Records
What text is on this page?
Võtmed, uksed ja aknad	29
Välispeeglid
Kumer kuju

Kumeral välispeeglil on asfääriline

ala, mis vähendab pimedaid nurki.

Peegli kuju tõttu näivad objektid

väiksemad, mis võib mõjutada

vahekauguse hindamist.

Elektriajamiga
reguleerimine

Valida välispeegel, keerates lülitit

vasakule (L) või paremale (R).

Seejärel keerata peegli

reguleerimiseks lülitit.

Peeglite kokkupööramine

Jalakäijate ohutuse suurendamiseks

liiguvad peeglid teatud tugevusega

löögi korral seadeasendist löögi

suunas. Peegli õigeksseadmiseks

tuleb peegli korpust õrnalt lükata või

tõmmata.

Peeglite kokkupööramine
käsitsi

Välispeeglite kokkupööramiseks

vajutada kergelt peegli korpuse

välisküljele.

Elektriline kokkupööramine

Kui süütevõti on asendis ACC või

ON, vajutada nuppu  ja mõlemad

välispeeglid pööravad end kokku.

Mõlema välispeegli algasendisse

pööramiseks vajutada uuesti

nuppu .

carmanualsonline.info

- PROBLEM
Extract each line of the listing above, copying it word for word.

- EXERCISE RESULT
What text is on this page?
Võtmed, uksed ja aknad	29
Välispeeglid
Kumer kuju

Kumeral välispeeglil on asfääriline

ala, mis vähendab pimedaid nurki.

Peegli kuju tõttu näivad objektid

väiksemad, mis võib mõjutada

vahekauguse hindamist.

Elektriajamiga
reguleerimine

Valida välispeegel, keerates lülitit

vasakule (L) või paremale (R).

Seejärel keerata peegli

reguleerimiseks lülitit.

Peeglite kokkupööramine

Jalakäijate ohutuse suurendamiseks

liiguvad peeglid teatud tugevusega

löögi korral seadeasendist löögi

suunas. Peegli õigeksseadmiseks

tuleb peegli korpust õrnalt lükata või

tõmmata.

Peeglite kokkupööramine
käsitsi

Välispeeglite kokkupööramiseks

vajutada kergelt peegli korpuse

välisküljele.

Elektriline kokkupööramine

Kui süütevõti on asendis ACC või

ON, vajutada nuppu  ja mõlemad

välispeeglid pööravad end kokku.

Mõlema välispeegli algasendisse

pööramiseks vajutada uuesti

nuppu .

carmanualsonline.info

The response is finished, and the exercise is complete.